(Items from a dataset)
— Start —

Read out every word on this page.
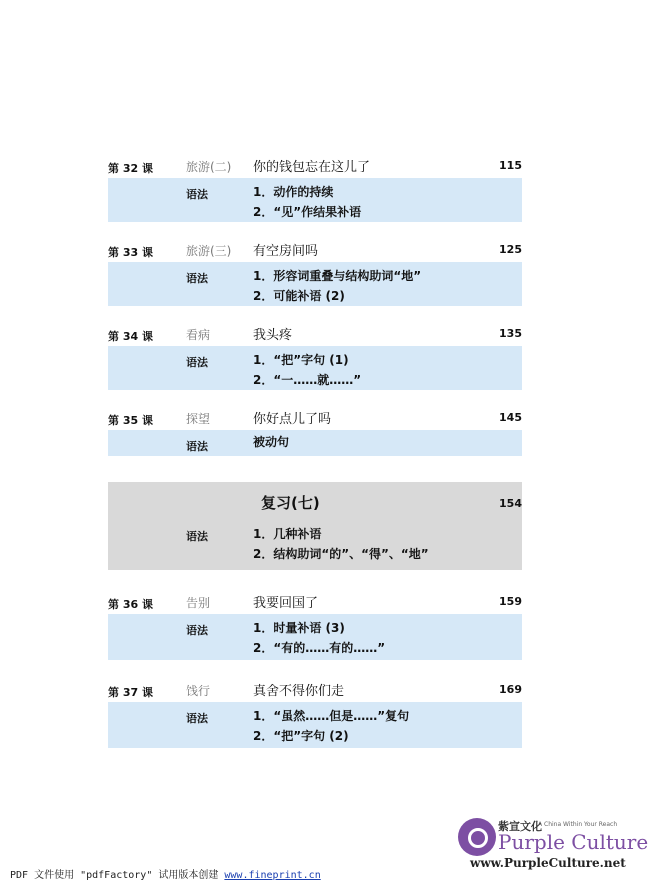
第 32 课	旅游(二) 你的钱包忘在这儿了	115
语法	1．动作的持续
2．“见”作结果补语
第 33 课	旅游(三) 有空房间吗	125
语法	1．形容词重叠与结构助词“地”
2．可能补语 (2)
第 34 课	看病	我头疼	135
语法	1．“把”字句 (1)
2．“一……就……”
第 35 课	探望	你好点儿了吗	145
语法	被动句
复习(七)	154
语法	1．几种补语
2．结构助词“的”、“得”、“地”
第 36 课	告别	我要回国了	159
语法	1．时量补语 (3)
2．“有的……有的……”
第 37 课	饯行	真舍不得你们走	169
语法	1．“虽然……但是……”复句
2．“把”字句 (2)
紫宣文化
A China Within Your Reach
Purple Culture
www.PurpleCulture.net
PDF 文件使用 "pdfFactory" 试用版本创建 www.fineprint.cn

— End —

- [REQUIREMENT]:
The records above must be echoed exactly, minus their pictures.

- [COMPLETED TASK]:
Read out every word on this page.
第 32 课	旅游(二) 你的钱包忘在这儿了	115
语法	1．动作的持续
2．“见”作结果补语
第 33 课	旅游(三) 有空房间吗	125
语法	1．形容词重叠与结构助词“地”
2．可能补语 (2)
第 34 课	看病	我头疼	135
语法	1．“把”字句 (1)
2．“一……就……”
第 35 课	探望	你好点儿了吗	145
语法	被动句
复习(七)	154
语法	1．几种补语
2．结构助词“的”、“得”、“地”
第 36 课	告别	我要回国了	159
语法	1．时量补语 (3)
2．“有的……有的……”
第 37 课	饯行	真舍不得你们走	169
语法	1．“虽然……但是……”复句
2．“把”字句 (2)
紫宣文化
A China Within Your Reach
Purple Culture
www.PurpleCulture.net
PDF 文件使用 "pdfFactory" 试用版本创建 www.fineprint.cn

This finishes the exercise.